-- BEGIN Dataset records --

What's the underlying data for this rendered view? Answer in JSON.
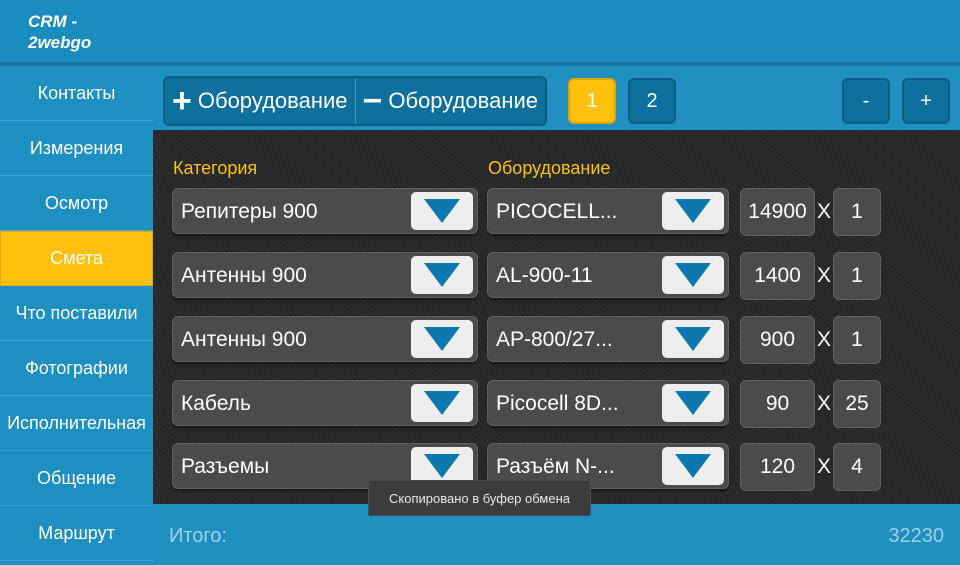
{
  "app": {
    "title": "CRM -\n2webgo"
  },
  "sidebar": {
    "items": [
      {
        "label": "Контакты"
      },
      {
        "label": "Измерения"
      },
      {
        "label": "Осмотр"
      },
      {
        "label": "Смета",
        "active": true
      },
      {
        "label": "Что поставили"
      },
      {
        "label": "Фотографии"
      },
      {
        "label": "Исполнительная"
      },
      {
        "label": "Общение"
      },
      {
        "label": "Маршрут"
      }
    ]
  },
  "toolbar": {
    "add_symbol": "+",
    "add_label": "Оборудование",
    "remove_symbol": "−",
    "remove_label": "Оборудование",
    "pages": [
      "1",
      "2"
    ],
    "active_page": "1",
    "minus_label": "-",
    "plus_label": "+"
  },
  "table": {
    "category_header": "Категория",
    "equipment_header": "Оборудование",
    "multiply_sign": "X",
    "rows": [
      {
        "category": "Репитеры 900",
        "equipment": "PICOCELL...",
        "price": "14900",
        "qty": "1"
      },
      {
        "category": "Антенны 900",
        "equipment": "AL-900-11",
        "price": "1400",
        "qty": "1"
      },
      {
        "category": "Антенны 900",
        "equipment": "AP-800/27...",
        "price": "900",
        "qty": "1"
      },
      {
        "category": "Кабель",
        "equipment": "Picocell 8D...",
        "price": "90",
        "qty": "25"
      },
      {
        "category": "Разъемы",
        "equipment": "Разъём N-...",
        "price": "120",
        "qty": "4"
      }
    ]
  },
  "toast": {
    "text": "Скопировано в буфер обмена"
  },
  "footer": {
    "total_label": "Итого:",
    "total_value": "32230"
  },
  "colors": {
    "accent": "#ffc10e",
    "primary": "#1f8fbf",
    "dark_bg": "#262829",
    "arrow": "#0d78ad"
  }
}
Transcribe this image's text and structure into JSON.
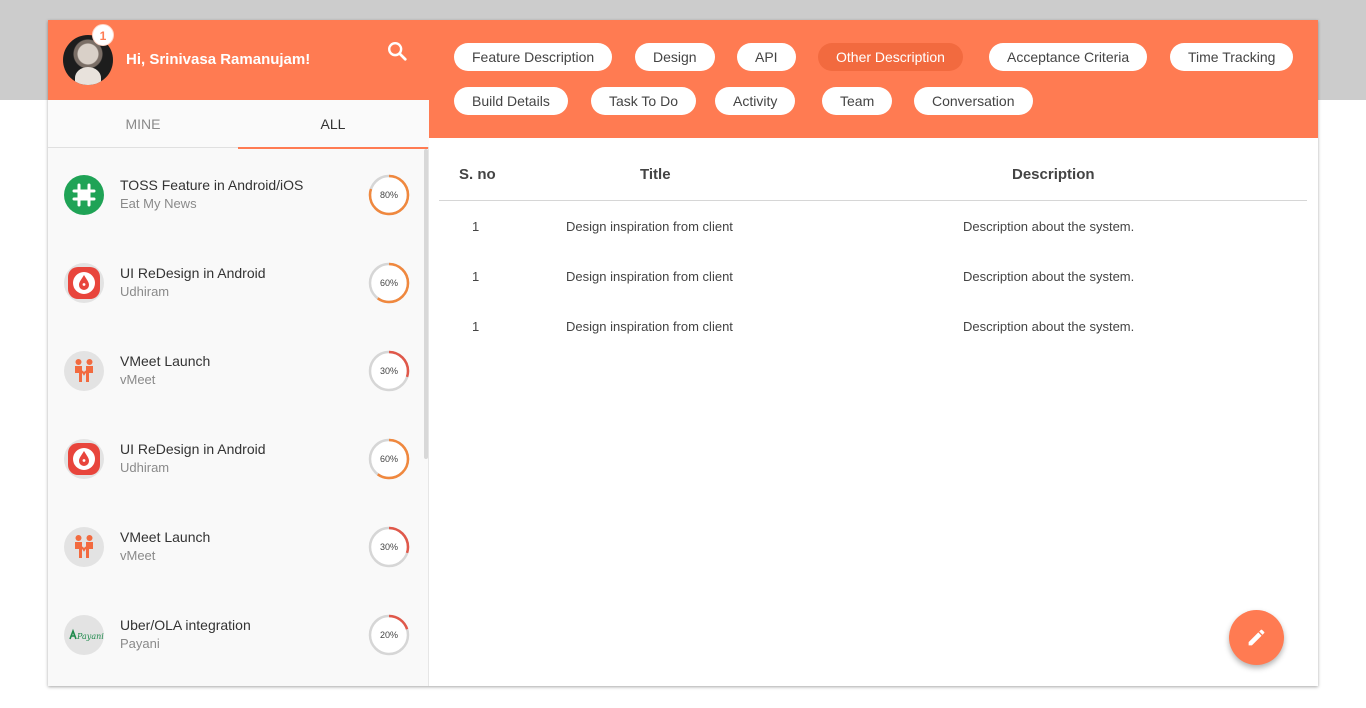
{
  "user": {
    "greeting": "Hi, Srinivasa Ramanujam!",
    "notification_count": "1"
  },
  "tabs": [
    {
      "label": "MINE"
    },
    {
      "label": "ALL"
    }
  ],
  "active_tab": "ALL",
  "projects": [
    {
      "name": "TOSS Feature in Android/iOS",
      "company": "Eat My News",
      "progress": 80,
      "progress_label": "80%",
      "logo": "hash-grid-logo"
    },
    {
      "name": "UI ReDesign in Android",
      "company": "Udhiram",
      "progress": 60,
      "progress_label": "60%",
      "logo": "blood-drop-logo"
    },
    {
      "name": "VMeet Launch",
      "company": "vMeet",
      "progress": 30,
      "progress_label": "30%",
      "logo": "people-logo"
    },
    {
      "name": "UI ReDesign in Android",
      "company": "Udhiram",
      "progress": 60,
      "progress_label": "60%",
      "logo": "blood-drop-logo"
    },
    {
      "name": "VMeet Launch",
      "company": "vMeet",
      "progress": 30,
      "progress_label": "30%",
      "logo": "people-logo"
    },
    {
      "name": "Uber/OLA integration",
      "company": "Payani",
      "progress": 20,
      "progress_label": "20%",
      "logo": "payani-logo"
    }
  ],
  "chips": [
    {
      "label": "Feature Description"
    },
    {
      "label": "Design"
    },
    {
      "label": "API"
    },
    {
      "label": "Other Description"
    },
    {
      "label": "Acceptance Criteria"
    },
    {
      "label": "Time Tracking"
    },
    {
      "label": "Build Details"
    },
    {
      "label": "Task To Do"
    },
    {
      "label": "Activity"
    },
    {
      "label": "Team"
    },
    {
      "label": "Conversation"
    }
  ],
  "active_chip": "Other Description",
  "table": {
    "headers": {
      "sno": "S. no",
      "title": "Title",
      "description": "Description"
    },
    "rows": [
      {
        "sno": "1",
        "title": "Design inspiration from client",
        "description": "Description about the system."
      },
      {
        "sno": "1",
        "title": "Design inspiration from client",
        "description": "Description about the system."
      },
      {
        "sno": "1",
        "title": "Design inspiration from client",
        "description": "Description about the system."
      }
    ]
  },
  "colors": {
    "accent": "#ff7b52",
    "accent_dark": "#f26a3f",
    "ring_high": "#f0883e",
    "ring_low": "#e0584a",
    "ring_track": "#d6d6d6"
  }
}
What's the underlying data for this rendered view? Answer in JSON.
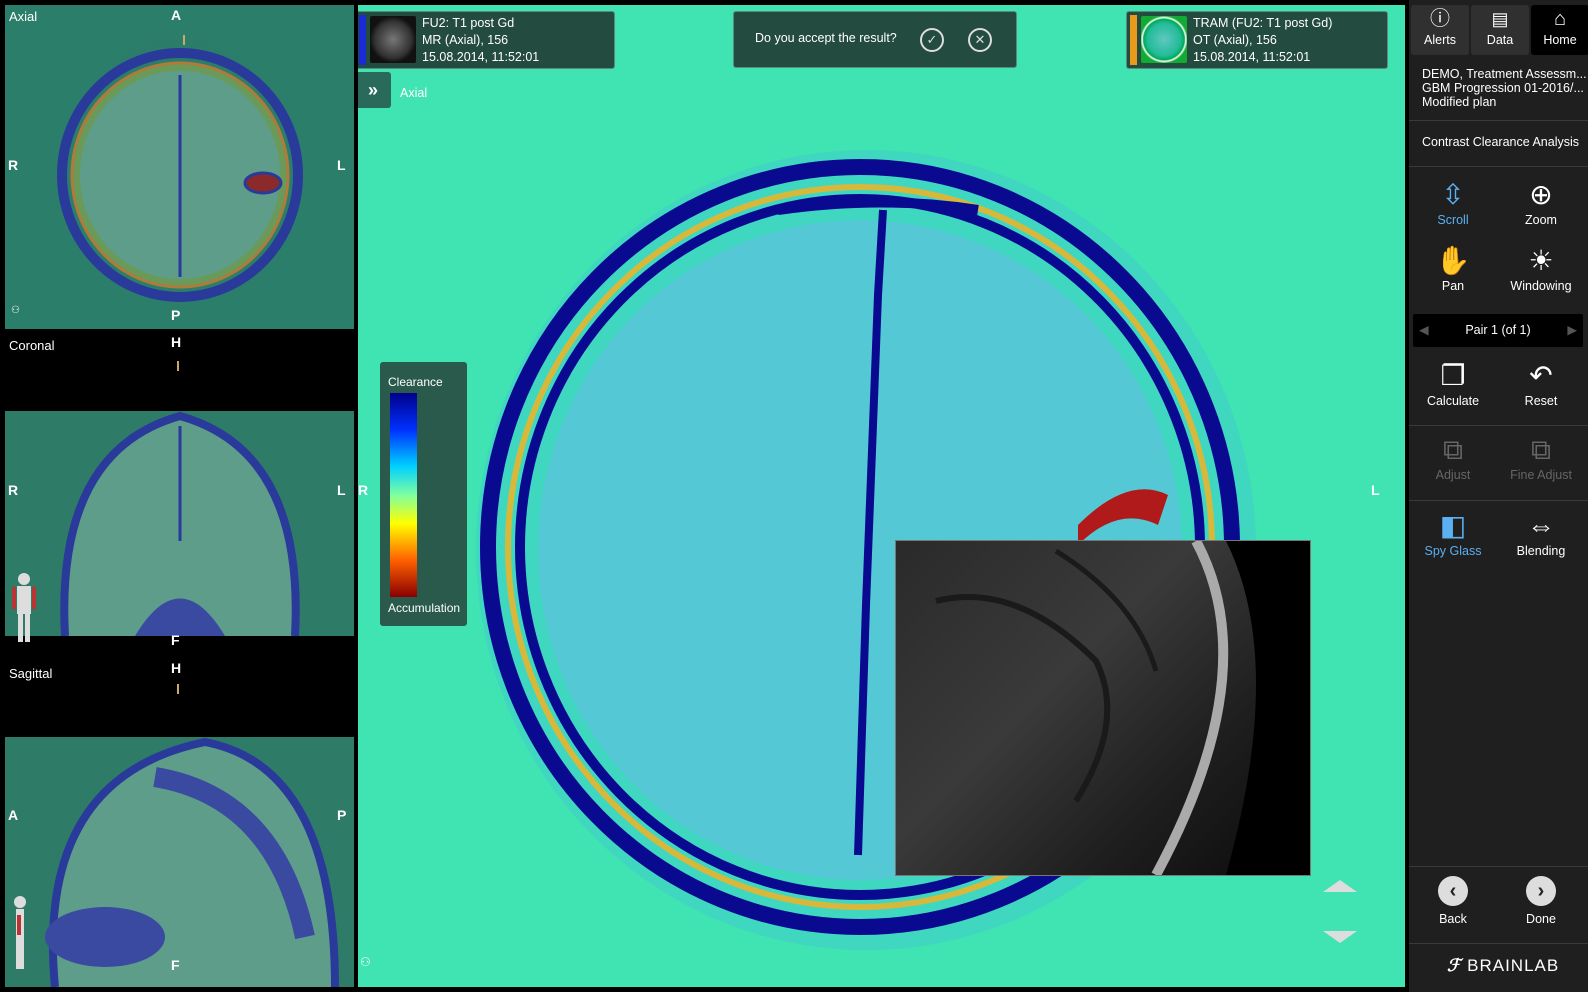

-- END Dataset records --

■ **Exercise instructions**:
Copy each line of the records precisely and drop any images they hold.

■ **Result below**:
What's the underlying data for this rendered view? Answer in JSON.
{
  "app": {
    "title": "CRM -\n2webgo"
  },
  "sidebar": {
    "items": [
      {
        "label": "Контакты"
      },
      {
        "label": "Измерения"
      },
      {
        "label": "Осмотр"
      },
      {
        "label": "Смета",
        "active": true
      },
      {
        "label": "Что поставили"
      },
      {
        "label": "Фотографии"
      },
      {
        "label": "Исполнительная"
      },
      {
        "label": "Общение"
      },
      {
        "label": "Маршрут"
      }
    ]
  },
  "toolbar": {
    "add_symbol": "+",
    "add_label": "Оборудование",
    "remove_symbol": "−",
    "remove_label": "Оборудование",
    "pages": [
      "1",
      "2"
    ],
    "active_page": "1",
    "minus_label": "-",
    "plus_label": "+"
  },
  "table": {
    "category_header": "Категория",
    "equipment_header": "Оборудование",
    "multiply_sign": "X",
    "rows": [
      {
        "category": "Репитеры 900",
        "equipment": "PICOCELL...",
        "price": "14900",
        "qty": "1"
      },
      {
        "category": "Антенны 900",
        "equipment": "AL-900-11",
        "price": "1400",
        "qty": "1"
      },
      {
        "category": "Антенны 900",
        "equipment": "AP-800/27...",
        "price": "900",
        "qty": "1"
      },
      {
        "category": "Кабель",
        "equipment": "Picocell 8D...",
        "price": "90",
        "qty": "25"
      },
      {
        "category": "Разъемы",
        "equipment": "Разъём N-...",
        "price": "120",
        "qty": "4"
      }
    ]
  },
  "toast": {
    "text": "Скопировано в буфер обмена"
  },
  "footer": {
    "total_label": "Итого:",
    "total_value": "32230"
  },
  "colors": {
    "accent": "#ffc10e",
    "primary": "#1f8fbf",
    "dark_bg": "#262829",
    "arrow": "#0d78ad"
  }
}
Transcribe this image's text and structure into JSON.
{
  "user": {
    "greeting": "Hi, Srinivasa Ramanujam!",
    "notification_count": "1"
  },
  "tabs": [
    {
      "label": "MINE"
    },
    {
      "label": "ALL"
    }
  ],
  "active_tab": "ALL",
  "projects": [
    {
      "name": "TOSS Feature in Android/iOS",
      "company": "Eat My News",
      "progress": 80,
      "progress_label": "80%",
      "logo": "hash-grid-logo"
    },
    {
      "name": "UI ReDesign in Android",
      "company": "Udhiram",
      "progress": 60,
      "progress_label": "60%",
      "logo": "blood-drop-logo"
    },
    {
      "name": "VMeet Launch",
      "company": "vMeet",
      "progress": 30,
      "progress_label": "30%",
      "logo": "people-logo"
    },
    {
      "name": "UI ReDesign in Android",
      "company": "Udhiram",
      "progress": 60,
      "progress_label": "60%",
      "logo": "blood-drop-logo"
    },
    {
      "name": "VMeet Launch",
      "company": "vMeet",
      "progress": 30,
      "progress_label": "30%",
      "logo": "people-logo"
    },
    {
      "name": "Uber/OLA integration",
      "company": "Payani",
      "progress": 20,
      "progress_label": "20%",
      "logo": "payani-logo"
    }
  ],
  "chips": [
    {
      "label": "Feature Description"
    },
    {
      "label": "Design"
    },
    {
      "label": "API"
    },
    {
      "label": "Other Description"
    },
    {
      "label": "Acceptance Criteria"
    },
    {
      "label": "Time Tracking"
    },
    {
      "label": "Build Details"
    },
    {
      "label": "Task To Do"
    },
    {
      "label": "Activity"
    },
    {
      "label": "Team"
    },
    {
      "label": "Conversation"
    }
  ],
  "active_chip": "Other Description",
  "table": {
    "headers": {
      "sno": "S. no",
      "title": "Title",
      "description": "Description"
    },
    "rows": [
      {
        "sno": "1",
        "title": "Design inspiration from client",
        "description": "Description about the system."
      },
      {
        "sno": "1",
        "title": "Design inspiration from client",
        "description": "Description about the system."
      },
      {
        "sno": "1",
        "title": "Design inspiration from client",
        "description": "Description about the system."
      }
    ]
  },
  "colors": {
    "accent": "#ff7b52",
    "accent_dark": "#f26a3f",
    "ring_high": "#f0883e",
    "ring_low": "#e0584a",
    "ring_track": "#d6d6d6"
  }
}
What's the underlying data for this rendered view? Answer in JSON.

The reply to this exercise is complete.